-- Start of Supplied records --

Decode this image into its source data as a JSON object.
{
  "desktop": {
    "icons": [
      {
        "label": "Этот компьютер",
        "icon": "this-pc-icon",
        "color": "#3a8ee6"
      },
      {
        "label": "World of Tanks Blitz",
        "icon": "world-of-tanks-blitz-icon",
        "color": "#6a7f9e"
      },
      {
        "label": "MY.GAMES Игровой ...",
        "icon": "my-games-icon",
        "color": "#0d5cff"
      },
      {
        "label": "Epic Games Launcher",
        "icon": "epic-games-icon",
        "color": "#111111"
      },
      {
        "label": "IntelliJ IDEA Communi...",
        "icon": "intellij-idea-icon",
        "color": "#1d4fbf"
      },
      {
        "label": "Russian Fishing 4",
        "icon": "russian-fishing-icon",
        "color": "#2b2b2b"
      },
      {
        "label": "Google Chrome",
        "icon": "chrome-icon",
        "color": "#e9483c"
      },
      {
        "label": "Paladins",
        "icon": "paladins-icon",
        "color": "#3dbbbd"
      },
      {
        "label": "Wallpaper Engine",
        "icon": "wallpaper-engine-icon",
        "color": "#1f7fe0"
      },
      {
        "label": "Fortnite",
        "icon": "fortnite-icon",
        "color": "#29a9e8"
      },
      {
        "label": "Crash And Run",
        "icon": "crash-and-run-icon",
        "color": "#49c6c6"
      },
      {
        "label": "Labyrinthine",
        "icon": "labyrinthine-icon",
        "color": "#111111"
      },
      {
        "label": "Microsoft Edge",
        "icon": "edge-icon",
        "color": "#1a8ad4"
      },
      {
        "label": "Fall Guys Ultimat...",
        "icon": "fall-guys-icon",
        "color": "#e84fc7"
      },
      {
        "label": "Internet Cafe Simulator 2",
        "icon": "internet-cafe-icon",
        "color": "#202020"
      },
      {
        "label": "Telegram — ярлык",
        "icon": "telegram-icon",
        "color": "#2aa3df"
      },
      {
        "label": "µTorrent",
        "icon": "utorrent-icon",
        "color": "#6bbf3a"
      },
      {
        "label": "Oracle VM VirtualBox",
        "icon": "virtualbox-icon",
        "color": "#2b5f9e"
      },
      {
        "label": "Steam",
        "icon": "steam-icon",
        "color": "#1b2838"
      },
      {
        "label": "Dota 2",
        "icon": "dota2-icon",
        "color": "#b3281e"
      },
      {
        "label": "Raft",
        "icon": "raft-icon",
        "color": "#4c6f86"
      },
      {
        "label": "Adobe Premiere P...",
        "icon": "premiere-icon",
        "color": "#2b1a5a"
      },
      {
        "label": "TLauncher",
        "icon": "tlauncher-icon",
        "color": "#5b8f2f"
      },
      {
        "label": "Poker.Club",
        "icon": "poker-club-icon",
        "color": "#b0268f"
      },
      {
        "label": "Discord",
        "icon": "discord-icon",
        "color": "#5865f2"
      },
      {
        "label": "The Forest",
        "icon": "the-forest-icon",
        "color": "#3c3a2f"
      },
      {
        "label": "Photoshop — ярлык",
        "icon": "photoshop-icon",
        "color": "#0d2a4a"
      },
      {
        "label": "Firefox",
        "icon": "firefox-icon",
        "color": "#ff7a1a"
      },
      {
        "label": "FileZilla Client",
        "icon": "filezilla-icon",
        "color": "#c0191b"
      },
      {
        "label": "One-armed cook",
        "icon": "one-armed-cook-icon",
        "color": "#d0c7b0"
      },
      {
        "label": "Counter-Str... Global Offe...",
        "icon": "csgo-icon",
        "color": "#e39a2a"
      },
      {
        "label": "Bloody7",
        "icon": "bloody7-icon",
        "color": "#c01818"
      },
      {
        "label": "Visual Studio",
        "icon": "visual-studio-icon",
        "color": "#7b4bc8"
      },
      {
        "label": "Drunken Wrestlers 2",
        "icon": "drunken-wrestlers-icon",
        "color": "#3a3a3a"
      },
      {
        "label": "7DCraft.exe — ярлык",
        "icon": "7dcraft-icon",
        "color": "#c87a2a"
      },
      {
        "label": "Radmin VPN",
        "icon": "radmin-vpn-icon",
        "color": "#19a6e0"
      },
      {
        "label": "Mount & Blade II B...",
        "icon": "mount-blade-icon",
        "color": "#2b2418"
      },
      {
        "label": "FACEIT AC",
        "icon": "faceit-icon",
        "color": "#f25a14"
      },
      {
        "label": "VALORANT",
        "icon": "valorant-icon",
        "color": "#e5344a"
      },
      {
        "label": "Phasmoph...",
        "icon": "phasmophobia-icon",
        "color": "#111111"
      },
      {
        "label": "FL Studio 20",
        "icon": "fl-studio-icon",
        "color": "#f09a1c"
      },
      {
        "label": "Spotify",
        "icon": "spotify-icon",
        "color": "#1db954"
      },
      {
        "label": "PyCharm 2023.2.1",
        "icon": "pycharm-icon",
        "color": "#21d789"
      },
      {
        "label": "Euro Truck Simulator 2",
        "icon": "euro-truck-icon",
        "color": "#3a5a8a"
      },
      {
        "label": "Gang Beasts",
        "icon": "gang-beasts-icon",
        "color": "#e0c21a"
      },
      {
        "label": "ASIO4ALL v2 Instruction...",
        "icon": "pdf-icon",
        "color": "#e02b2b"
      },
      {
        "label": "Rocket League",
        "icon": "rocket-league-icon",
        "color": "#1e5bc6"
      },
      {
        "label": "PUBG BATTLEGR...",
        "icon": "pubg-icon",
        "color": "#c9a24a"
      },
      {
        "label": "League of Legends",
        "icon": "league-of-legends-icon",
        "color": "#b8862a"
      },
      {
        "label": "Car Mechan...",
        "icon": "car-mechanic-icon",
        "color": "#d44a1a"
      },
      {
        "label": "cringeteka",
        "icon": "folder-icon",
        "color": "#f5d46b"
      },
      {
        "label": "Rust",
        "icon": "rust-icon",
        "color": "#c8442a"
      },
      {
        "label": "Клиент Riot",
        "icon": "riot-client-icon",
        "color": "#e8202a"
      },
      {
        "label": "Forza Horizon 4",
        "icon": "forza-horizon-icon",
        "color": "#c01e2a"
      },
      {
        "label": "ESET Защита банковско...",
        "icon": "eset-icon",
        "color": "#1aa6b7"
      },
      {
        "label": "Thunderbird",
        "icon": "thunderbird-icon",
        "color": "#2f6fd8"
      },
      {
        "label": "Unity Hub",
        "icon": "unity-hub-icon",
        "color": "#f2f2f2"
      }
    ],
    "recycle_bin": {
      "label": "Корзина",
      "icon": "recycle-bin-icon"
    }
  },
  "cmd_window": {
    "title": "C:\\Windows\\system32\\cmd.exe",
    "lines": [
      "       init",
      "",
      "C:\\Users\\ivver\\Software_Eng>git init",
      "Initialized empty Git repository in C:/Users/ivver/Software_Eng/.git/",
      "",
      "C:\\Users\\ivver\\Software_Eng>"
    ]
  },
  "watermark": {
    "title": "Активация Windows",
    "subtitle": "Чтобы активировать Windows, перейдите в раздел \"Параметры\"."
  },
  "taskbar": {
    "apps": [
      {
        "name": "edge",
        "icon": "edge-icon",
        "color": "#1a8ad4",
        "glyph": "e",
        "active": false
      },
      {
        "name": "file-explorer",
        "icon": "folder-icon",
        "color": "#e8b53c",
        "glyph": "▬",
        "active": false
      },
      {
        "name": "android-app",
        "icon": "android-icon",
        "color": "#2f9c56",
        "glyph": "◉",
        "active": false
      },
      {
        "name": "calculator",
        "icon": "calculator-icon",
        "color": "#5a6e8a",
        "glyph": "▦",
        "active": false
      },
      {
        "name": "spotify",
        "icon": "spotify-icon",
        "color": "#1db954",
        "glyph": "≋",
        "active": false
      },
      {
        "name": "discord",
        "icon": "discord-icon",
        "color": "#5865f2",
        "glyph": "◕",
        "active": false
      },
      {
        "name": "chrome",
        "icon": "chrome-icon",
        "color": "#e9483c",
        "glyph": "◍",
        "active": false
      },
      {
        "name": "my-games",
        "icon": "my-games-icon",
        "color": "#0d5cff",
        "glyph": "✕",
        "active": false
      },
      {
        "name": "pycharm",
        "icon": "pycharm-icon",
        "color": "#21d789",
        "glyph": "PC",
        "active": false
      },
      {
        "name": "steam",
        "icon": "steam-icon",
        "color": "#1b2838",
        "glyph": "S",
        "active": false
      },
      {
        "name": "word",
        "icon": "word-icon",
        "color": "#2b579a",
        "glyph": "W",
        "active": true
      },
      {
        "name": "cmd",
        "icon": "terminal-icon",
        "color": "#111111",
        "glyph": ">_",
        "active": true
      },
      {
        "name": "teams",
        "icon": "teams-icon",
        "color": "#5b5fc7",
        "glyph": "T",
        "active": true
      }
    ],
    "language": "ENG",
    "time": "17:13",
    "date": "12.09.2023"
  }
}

-- End of Supplied records --

** Short exercise **
Copy each line holding the word "ярлык" from the listing above.

** Task output **
        "label": "Telegram — ярлык",
        "label": "Photoshop — ярлык",
        "label": "7DCraft.exe — ярлык",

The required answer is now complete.